Written task: Output the material beneath exactly, leaving nothing out.

Rows:
* start *

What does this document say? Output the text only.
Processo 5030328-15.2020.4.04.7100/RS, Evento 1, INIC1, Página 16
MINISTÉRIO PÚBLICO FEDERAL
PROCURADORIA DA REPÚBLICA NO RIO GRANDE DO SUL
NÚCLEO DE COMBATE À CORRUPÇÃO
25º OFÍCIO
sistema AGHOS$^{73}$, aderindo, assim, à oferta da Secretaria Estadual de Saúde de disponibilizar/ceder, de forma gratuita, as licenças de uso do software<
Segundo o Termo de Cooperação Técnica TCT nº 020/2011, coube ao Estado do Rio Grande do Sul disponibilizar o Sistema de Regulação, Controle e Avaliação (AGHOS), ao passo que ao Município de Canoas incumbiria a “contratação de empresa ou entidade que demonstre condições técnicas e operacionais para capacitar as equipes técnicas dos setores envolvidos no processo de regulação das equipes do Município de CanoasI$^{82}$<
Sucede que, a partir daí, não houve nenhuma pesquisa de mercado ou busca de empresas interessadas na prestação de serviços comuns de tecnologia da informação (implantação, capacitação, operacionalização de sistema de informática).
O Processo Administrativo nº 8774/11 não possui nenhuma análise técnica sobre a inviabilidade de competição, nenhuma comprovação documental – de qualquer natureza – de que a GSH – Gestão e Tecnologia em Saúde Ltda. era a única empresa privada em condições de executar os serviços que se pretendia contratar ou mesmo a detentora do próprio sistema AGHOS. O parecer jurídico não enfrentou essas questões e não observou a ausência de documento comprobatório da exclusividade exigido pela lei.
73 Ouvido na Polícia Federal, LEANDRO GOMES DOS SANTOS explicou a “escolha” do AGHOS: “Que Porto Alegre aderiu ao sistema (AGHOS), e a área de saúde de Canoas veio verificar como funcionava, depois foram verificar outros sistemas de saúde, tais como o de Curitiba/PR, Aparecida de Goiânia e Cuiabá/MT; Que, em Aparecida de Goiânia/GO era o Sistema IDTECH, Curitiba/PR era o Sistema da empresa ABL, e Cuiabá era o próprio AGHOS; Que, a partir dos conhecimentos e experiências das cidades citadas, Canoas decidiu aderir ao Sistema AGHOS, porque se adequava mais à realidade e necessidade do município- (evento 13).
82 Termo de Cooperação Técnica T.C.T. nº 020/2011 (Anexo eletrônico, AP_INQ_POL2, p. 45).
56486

* end *

Answer to the problem:
What does this document say? Output the text only.
Processo 5030328-15.2020.4.04.7100/RS, Evento 1, INIC1, Página 16
MINISTÉRIO PÚBLICO FEDERAL
PROCURADORIA DA REPÚBLICA NO RIO GRANDE DO SUL
NÚCLEO DE COMBATE À CORRUPÇÃO
25º OFÍCIO
sistema AGHOS$^{73}$, aderindo, assim, à oferta da Secretaria Estadual de Saúde de disponibilizar/ceder, de forma gratuita, as licenças de uso do software<
Segundo o Termo de Cooperação Técnica TCT nº 020/2011, coube ao Estado do Rio Grande do Sul disponibilizar o Sistema de Regulação, Controle e Avaliação (AGHOS), ao passo que ao Município de Canoas incumbiria a “contratação de empresa ou entidade que demonstre condições técnicas e operacionais para capacitar as equipes técnicas dos setores envolvidos no processo de regulação das equipes do Município de CanoasI$^{82}$<
Sucede que, a partir daí, não houve nenhuma pesquisa de mercado ou busca de empresas interessadas na prestação de serviços comuns de tecnologia da informação (implantação, capacitação, operacionalização de sistema de informática).
O Processo Administrativo nº 8774/11 não possui nenhuma análise técnica sobre a inviabilidade de competição, nenhuma comprovação documental – de qualquer natureza – de que a GSH – Gestão e Tecnologia em Saúde Ltda. era a única empresa privada em condições de executar os serviços que se pretendia contratar ou mesmo a detentora do próprio sistema AGHOS. O parecer jurídico não enfrentou essas questões e não observou a ausência de documento comprobatório da exclusividade exigido pela lei.
73 Ouvido na Polícia Federal, LEANDRO GOMES DOS SANTOS explicou a “escolha” do AGHOS: “Que Porto Alegre aderiu ao sistema (AGHOS), e a área de saúde de Canoas veio verificar como funcionava, depois foram verificar outros sistemas de saúde, tais como o de Curitiba/PR, Aparecida de Goiânia e Cuiabá/MT; Que, em Aparecida de Goiânia/GO era o Sistema IDTECH, Curitiba/PR era o Sistema da empresa ABL, e Cuiabá era o próprio AGHOS; Que, a partir dos conhecimentos e experiências das cidades citadas, Canoas decidiu aderir ao Sistema AGHOS, porque se adequava mais à realidade e necessidade do município- (evento 13).
82 Termo de Cooperação Técnica T.C.T. nº 020/2011 (Anexo eletrônico, AP_INQ_POL2, p. 45).
56486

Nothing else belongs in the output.